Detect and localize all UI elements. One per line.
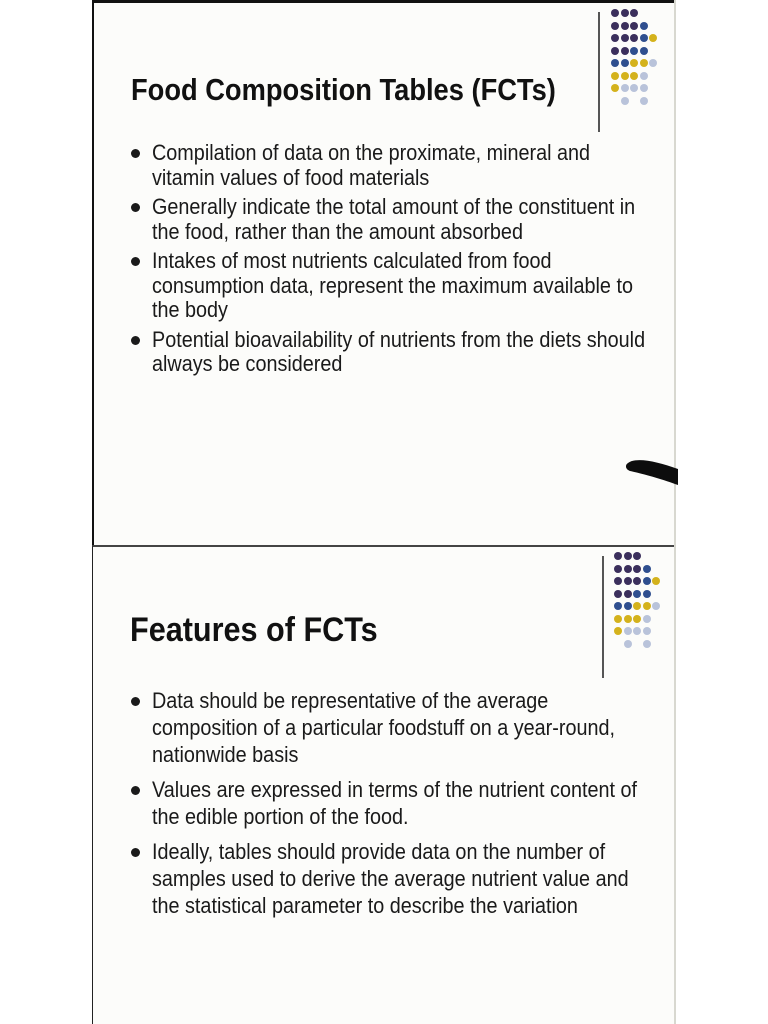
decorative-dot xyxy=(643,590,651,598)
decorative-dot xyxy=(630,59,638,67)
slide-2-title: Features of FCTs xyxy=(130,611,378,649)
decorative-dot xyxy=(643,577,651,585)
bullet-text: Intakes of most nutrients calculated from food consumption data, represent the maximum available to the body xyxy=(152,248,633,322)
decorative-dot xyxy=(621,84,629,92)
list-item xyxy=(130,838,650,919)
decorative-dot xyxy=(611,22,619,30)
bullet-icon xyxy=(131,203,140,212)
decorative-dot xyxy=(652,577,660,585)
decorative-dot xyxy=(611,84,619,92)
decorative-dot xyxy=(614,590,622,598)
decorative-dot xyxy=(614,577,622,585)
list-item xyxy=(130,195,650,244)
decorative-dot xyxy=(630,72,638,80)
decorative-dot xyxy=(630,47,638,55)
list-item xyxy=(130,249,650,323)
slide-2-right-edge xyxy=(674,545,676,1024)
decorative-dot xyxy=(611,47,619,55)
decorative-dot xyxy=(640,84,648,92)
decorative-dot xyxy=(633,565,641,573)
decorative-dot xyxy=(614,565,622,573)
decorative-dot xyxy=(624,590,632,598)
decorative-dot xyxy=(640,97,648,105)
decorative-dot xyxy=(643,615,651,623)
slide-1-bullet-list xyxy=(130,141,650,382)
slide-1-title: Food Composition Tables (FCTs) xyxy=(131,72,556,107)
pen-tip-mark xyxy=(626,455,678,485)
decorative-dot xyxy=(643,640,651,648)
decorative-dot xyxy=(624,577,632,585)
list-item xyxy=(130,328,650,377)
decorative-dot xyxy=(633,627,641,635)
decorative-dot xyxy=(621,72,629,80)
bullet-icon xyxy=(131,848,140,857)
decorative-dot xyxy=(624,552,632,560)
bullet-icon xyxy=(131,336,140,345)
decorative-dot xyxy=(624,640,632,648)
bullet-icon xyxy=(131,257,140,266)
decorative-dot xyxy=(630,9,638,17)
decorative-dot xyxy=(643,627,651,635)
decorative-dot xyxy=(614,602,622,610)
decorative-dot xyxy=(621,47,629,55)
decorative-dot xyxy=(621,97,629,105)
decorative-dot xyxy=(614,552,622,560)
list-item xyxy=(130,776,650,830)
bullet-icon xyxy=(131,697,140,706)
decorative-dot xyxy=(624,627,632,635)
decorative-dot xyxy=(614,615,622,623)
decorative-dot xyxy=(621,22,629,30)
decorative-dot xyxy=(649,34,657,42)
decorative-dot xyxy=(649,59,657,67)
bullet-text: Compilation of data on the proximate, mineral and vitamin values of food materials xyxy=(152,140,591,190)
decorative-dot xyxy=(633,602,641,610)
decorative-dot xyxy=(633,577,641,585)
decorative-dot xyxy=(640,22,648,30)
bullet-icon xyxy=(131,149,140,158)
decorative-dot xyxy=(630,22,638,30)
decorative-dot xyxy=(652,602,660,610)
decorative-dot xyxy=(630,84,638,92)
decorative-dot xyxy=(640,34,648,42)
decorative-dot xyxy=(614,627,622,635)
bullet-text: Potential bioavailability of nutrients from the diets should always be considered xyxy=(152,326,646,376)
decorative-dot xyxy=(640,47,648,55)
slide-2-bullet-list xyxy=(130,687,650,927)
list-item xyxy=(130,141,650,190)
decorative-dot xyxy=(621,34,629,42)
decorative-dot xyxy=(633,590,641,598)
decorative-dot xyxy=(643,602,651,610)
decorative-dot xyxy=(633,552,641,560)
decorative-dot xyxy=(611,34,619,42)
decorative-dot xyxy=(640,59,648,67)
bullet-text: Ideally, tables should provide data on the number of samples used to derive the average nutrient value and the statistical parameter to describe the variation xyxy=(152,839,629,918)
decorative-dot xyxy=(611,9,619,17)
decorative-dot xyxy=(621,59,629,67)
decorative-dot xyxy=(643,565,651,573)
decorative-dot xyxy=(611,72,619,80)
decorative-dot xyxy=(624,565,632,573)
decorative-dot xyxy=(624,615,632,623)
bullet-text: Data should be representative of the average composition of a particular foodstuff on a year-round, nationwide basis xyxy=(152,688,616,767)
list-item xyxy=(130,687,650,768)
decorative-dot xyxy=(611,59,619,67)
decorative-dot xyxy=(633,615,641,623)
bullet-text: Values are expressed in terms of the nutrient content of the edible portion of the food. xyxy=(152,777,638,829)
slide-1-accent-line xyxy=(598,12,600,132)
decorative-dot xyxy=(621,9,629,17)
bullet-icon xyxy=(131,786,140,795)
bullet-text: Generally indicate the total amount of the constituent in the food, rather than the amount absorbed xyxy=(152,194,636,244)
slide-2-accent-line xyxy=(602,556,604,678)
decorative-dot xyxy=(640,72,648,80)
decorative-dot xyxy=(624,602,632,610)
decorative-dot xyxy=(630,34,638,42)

---

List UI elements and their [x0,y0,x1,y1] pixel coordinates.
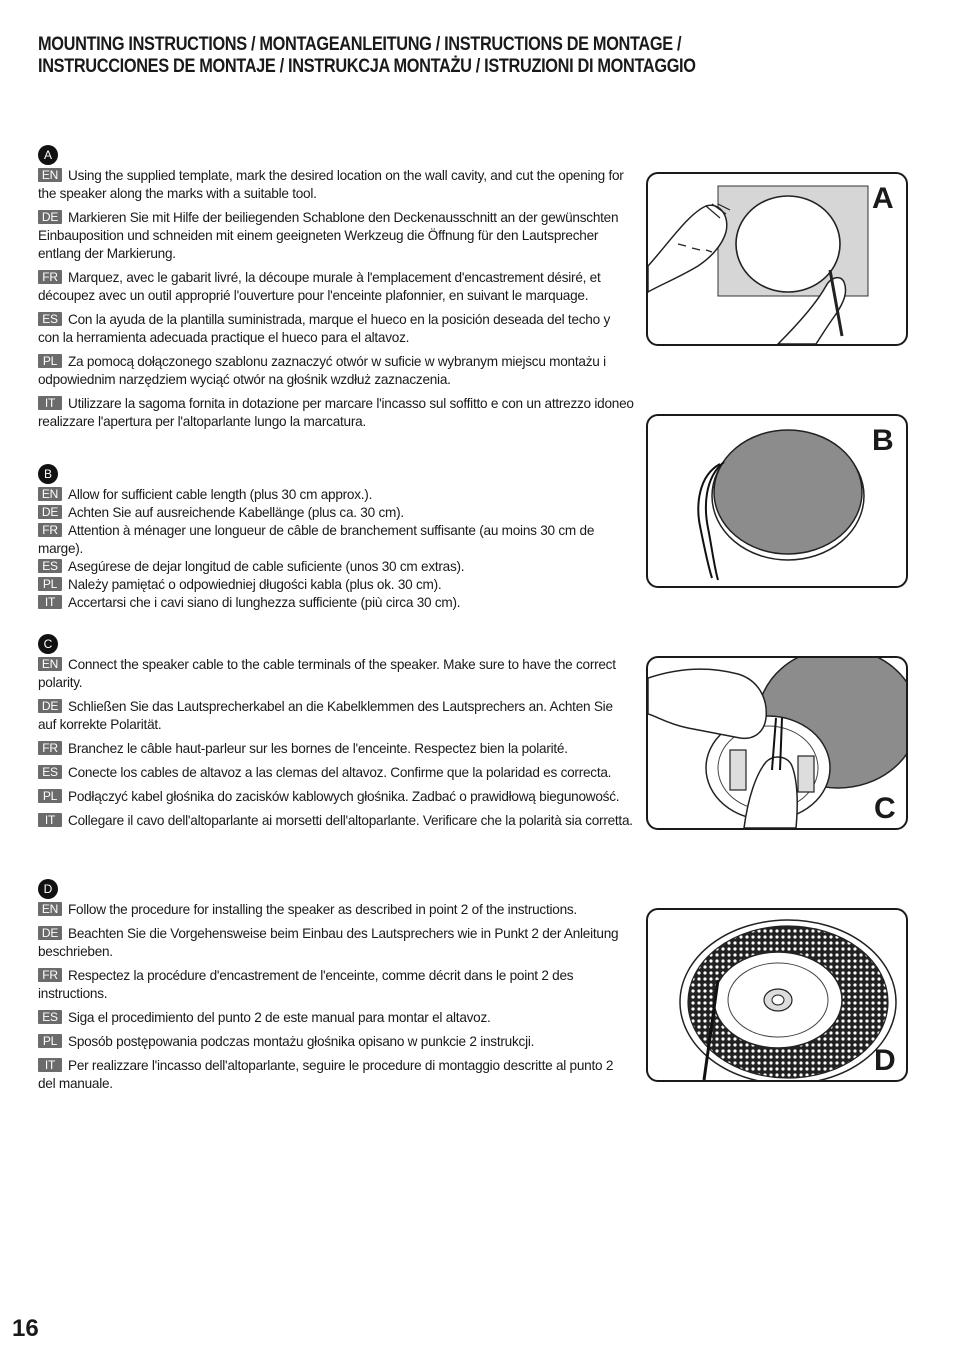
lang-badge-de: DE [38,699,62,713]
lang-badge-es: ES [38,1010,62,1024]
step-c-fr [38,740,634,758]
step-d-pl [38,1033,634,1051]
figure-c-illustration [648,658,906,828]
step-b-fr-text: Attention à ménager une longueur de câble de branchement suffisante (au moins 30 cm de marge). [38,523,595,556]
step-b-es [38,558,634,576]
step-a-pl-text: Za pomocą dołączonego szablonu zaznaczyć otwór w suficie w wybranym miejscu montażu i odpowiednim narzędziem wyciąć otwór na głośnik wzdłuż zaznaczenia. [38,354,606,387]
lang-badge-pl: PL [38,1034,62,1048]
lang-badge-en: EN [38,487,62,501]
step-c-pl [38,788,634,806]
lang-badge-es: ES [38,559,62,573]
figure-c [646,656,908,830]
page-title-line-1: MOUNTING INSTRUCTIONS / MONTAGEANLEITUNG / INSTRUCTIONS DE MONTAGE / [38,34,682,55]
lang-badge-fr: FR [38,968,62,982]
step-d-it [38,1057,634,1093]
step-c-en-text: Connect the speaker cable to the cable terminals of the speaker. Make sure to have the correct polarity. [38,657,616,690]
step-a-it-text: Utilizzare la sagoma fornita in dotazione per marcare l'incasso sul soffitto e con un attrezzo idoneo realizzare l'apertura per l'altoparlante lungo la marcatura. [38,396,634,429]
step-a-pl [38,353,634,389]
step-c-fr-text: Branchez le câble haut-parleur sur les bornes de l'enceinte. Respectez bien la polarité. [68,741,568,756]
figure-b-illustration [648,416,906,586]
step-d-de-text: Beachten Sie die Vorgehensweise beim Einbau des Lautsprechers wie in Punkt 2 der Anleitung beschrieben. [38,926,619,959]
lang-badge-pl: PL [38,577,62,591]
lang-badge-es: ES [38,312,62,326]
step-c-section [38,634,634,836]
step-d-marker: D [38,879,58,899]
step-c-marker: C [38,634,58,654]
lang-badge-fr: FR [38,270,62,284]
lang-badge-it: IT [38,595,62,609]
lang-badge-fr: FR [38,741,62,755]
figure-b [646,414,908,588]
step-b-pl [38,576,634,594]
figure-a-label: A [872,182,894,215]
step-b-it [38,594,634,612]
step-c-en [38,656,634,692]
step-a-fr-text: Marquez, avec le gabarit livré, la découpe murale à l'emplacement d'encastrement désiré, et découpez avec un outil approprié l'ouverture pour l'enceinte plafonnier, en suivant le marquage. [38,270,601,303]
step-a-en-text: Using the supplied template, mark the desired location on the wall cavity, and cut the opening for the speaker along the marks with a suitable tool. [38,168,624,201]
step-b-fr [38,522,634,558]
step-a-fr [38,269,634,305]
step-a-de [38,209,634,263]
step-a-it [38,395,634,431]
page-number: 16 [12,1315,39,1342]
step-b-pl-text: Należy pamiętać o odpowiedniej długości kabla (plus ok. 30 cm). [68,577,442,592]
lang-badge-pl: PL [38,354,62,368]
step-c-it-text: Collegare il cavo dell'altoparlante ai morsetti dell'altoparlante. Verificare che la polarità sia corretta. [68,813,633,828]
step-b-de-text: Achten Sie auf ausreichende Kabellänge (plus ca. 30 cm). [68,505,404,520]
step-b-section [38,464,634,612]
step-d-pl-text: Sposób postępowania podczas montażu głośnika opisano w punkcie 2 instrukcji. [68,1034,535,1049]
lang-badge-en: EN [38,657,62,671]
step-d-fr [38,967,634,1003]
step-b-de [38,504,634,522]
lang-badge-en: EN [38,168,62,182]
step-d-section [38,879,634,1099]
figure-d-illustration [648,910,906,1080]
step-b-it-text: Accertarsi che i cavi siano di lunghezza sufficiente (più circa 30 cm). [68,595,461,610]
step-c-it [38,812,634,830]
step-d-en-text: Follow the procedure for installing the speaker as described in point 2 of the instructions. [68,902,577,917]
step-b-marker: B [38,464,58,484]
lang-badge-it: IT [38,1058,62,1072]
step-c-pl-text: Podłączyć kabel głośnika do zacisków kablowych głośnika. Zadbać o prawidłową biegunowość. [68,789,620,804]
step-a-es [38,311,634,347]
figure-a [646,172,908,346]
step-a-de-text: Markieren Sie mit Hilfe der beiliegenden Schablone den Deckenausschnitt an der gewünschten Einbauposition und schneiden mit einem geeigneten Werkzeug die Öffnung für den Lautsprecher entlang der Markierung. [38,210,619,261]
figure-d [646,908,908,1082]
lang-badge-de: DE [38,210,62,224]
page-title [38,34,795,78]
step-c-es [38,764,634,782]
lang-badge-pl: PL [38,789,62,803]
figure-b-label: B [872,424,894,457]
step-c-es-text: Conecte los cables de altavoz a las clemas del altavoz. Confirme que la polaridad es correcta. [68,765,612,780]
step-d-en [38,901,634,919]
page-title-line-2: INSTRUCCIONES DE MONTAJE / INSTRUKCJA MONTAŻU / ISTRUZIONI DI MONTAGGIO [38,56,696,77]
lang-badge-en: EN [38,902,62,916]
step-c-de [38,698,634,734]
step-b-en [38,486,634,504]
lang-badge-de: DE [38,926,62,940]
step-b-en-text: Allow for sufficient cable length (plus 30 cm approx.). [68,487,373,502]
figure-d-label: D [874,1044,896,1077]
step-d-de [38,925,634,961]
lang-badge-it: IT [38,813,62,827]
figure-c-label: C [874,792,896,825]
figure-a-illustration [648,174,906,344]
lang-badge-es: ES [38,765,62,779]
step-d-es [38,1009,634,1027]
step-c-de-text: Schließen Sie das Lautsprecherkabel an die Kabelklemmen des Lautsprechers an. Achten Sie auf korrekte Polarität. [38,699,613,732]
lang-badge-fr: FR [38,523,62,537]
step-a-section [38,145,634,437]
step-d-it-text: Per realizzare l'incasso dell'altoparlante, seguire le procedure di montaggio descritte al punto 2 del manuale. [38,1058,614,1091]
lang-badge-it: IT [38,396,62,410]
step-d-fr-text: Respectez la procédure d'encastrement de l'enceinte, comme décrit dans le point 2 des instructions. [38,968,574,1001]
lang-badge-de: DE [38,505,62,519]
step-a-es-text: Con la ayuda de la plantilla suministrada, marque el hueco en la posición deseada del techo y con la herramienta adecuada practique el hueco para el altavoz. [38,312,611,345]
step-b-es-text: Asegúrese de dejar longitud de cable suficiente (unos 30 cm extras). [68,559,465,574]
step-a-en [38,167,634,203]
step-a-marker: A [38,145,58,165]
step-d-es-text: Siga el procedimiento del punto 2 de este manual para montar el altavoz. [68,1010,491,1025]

• **Stated exercise**
Reproduce the entries starting at the line that contains "lang-badge-de: DE [38,699,62,713]" and ending at the line that contains "lang-badge-fr: FR [38,968,62,982]", both included, with nothing else.

• **The result**
lang-badge-de: DE [38,699,62,713]
lang-badge-es: ES [38,1010,62,1024]
step-c-fr [38,740,634,758]
step-d-pl [38,1033,634,1051]
figure-c-illustration [648,658,906,828]
step-b-fr-text: Attention à ménager une longueur de câble de branchement suffisante (au moins 30 cm de marge). [38,523,595,556]
step-b-es [38,558,634,576]
step-a-pl-text: Za pomocą dołączonego szablonu zaznaczyć otwór w suficie w wybranym miejscu montażu i odpowiednim narzędziem wyciąć otwór na głośnik wzdłuż zaznaczenia. [38,354,606,387]
lang-badge-pl: PL [38,1034,62,1048]
lang-badge-en: EN [38,487,62,501]
step-c-pl [38,788,634,806]
lang-badge-es: ES [38,559,62,573]
figure-c [646,656,908,830]
page-title-line-1: MOUNTING INSTRUCTIONS / MONTAGEANLEITUNG / INSTRUCTIONS DE MONTAGE / [38,34,682,55]
lang-badge-fr: FR [38,968,62,982]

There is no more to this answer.